[Start]

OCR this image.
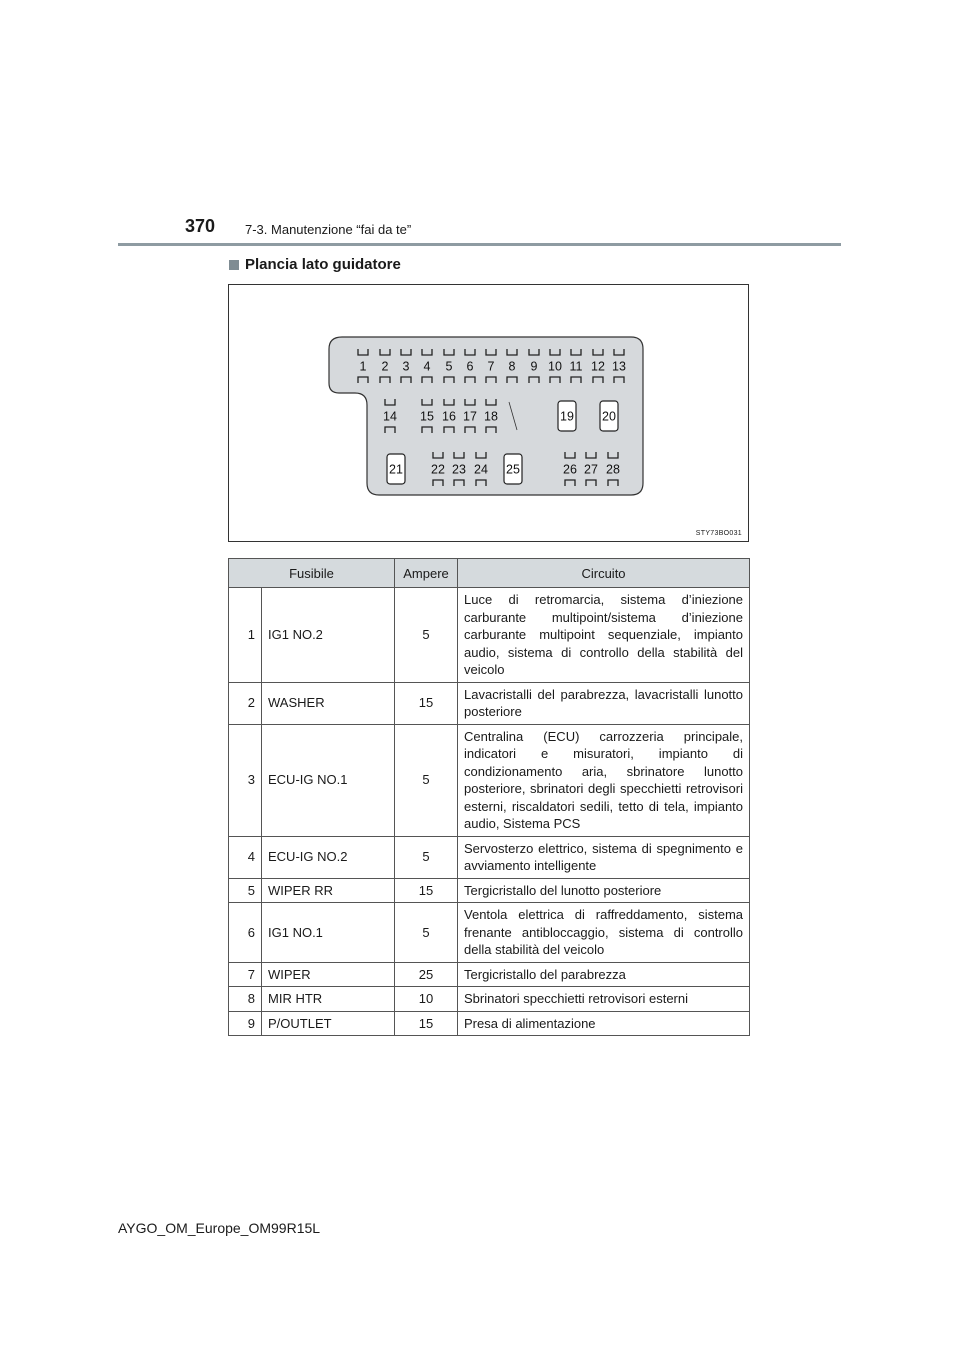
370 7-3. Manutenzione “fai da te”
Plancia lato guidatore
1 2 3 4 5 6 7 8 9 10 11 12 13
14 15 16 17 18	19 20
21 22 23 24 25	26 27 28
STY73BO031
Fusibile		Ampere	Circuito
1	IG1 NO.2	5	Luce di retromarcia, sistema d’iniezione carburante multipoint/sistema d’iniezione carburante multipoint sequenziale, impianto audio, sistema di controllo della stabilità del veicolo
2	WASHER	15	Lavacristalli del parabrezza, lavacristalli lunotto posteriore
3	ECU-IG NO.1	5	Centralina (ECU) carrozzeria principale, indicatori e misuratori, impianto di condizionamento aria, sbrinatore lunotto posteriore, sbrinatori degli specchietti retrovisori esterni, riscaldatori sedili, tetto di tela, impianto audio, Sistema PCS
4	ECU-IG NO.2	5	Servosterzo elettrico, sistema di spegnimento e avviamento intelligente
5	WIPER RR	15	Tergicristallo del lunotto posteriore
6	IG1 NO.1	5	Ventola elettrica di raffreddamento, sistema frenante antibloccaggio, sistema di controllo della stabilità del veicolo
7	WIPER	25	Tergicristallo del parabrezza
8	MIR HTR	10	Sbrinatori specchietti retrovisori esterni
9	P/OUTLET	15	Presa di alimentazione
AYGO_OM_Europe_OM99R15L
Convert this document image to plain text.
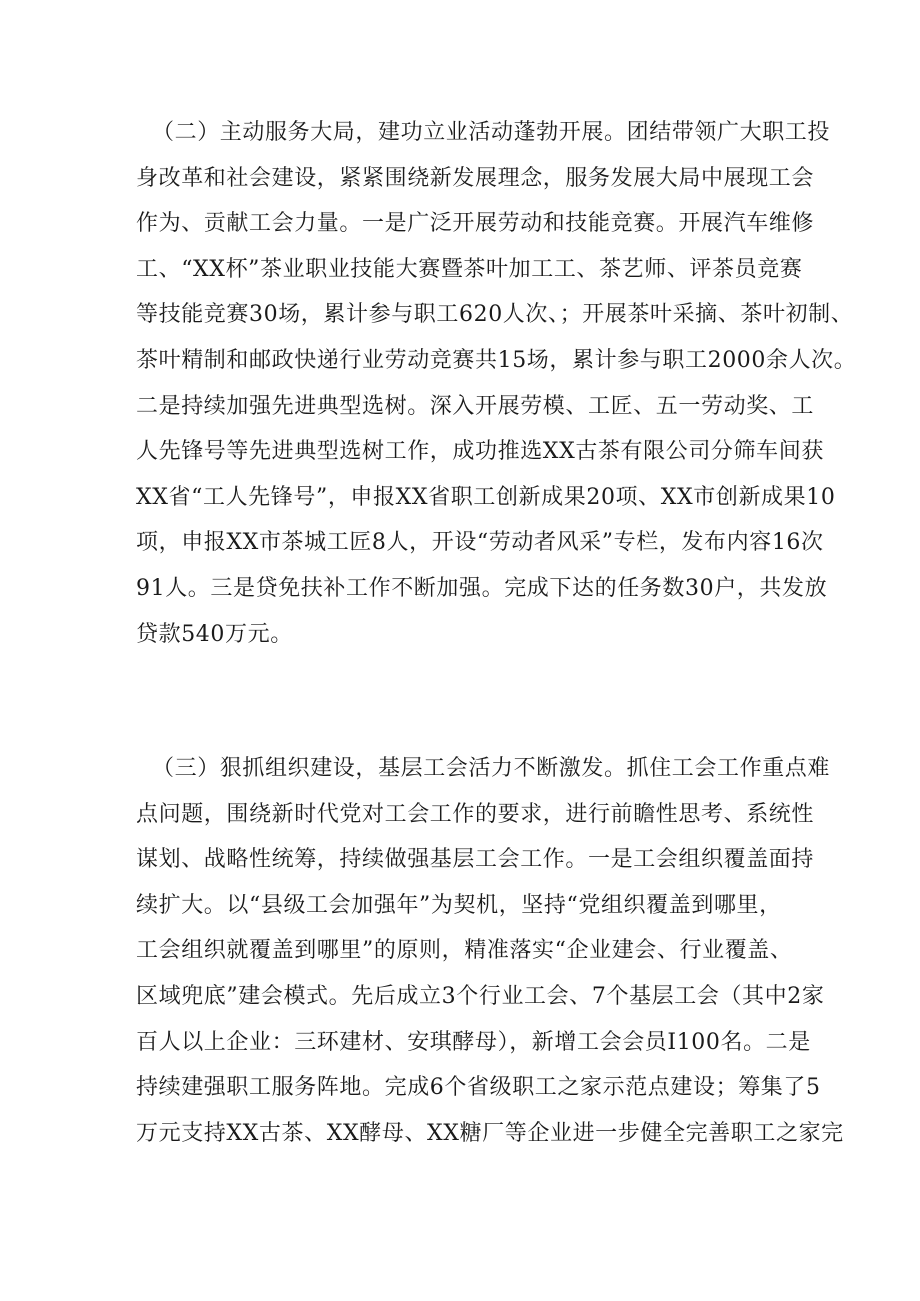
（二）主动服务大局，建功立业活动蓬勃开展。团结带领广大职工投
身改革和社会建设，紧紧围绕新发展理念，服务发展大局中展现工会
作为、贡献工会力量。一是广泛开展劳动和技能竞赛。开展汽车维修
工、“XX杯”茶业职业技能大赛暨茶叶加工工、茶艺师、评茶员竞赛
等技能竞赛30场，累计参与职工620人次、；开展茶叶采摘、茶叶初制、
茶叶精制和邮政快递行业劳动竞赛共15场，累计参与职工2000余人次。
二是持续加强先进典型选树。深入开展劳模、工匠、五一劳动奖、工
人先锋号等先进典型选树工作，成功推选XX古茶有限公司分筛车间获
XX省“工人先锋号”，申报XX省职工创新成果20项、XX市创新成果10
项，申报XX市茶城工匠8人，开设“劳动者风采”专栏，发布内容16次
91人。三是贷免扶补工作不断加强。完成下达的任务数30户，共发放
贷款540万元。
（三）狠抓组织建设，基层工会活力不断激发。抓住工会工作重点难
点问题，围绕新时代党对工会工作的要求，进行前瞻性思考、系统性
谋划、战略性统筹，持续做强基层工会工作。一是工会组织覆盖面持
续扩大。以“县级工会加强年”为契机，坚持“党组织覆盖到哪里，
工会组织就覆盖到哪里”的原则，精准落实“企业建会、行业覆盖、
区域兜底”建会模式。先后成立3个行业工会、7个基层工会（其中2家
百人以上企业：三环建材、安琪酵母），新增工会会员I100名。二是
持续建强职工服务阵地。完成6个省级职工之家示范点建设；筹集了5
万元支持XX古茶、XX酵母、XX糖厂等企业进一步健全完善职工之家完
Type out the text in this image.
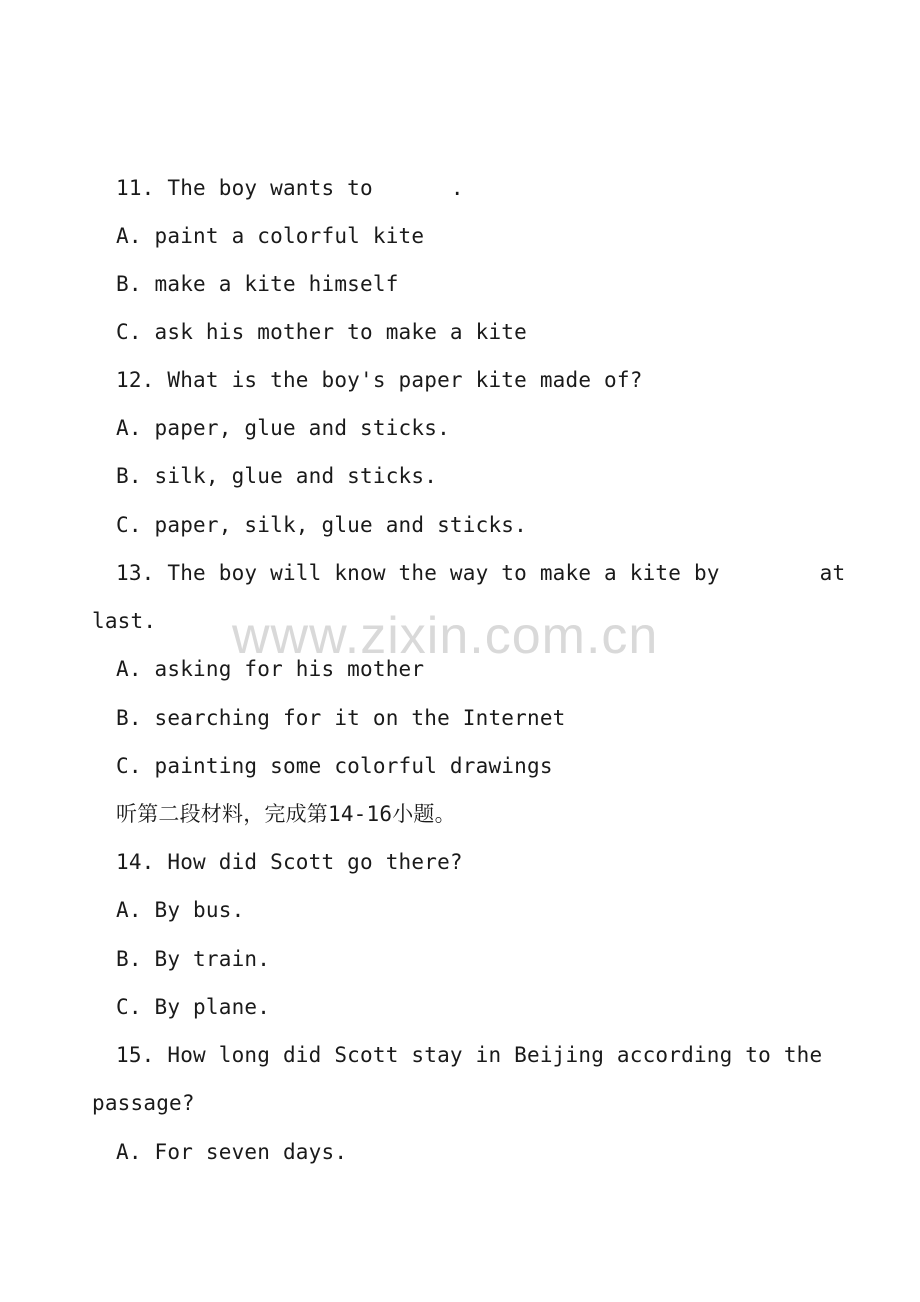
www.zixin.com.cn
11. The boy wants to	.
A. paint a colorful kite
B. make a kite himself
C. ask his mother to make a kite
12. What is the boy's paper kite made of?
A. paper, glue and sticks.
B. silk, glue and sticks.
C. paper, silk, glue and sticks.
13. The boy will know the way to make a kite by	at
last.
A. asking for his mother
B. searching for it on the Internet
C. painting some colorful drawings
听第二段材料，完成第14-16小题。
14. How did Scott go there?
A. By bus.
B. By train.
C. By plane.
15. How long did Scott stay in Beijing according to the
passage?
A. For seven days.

[End]

THE TASK:
Select every line above that contains the word "stabilità", and copy it.

COMPLETE OUTPUT:
1	IG1 NO.2	5	Luce di retromarcia, sistema d’iniezione carburante multipoint/sistema d’iniezione carburante multipoint sequenziale, impianto audio, sistema di controllo della stabilità del veicolo
6	IG1 NO.1	5	Ventola elettrica di raffreddamento, sistema frenante antibloccaggio, sistema di controllo della stabilità del veicolo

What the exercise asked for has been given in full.